#### Data ####

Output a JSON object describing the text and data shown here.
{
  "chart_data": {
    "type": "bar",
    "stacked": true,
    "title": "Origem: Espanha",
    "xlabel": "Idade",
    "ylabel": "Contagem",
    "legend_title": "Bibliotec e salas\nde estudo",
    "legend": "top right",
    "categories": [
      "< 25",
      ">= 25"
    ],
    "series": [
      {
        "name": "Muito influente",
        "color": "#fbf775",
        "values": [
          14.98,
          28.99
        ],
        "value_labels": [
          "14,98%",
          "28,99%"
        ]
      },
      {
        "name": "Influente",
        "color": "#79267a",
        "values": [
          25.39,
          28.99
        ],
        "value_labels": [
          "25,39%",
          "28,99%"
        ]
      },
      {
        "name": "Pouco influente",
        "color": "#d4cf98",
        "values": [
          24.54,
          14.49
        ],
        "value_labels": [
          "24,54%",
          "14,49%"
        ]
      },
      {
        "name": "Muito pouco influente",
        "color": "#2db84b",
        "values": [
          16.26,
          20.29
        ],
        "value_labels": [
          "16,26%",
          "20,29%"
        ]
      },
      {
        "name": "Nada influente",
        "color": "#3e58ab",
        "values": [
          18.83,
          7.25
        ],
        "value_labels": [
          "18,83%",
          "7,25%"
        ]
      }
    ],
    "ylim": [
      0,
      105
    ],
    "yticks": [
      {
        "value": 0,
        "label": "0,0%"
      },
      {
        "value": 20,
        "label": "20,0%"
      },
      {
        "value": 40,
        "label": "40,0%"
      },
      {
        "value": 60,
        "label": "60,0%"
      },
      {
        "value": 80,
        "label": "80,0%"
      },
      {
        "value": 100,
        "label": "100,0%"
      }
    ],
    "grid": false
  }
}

####

» Required task
Every line holding "color" should be copied out.

» Answer for the task
        "color": "#fbf775",
        "color": "#79267a",
        "color": "#d4cf98",
        "color": "#2db84b",
        "color": "#3e58ab",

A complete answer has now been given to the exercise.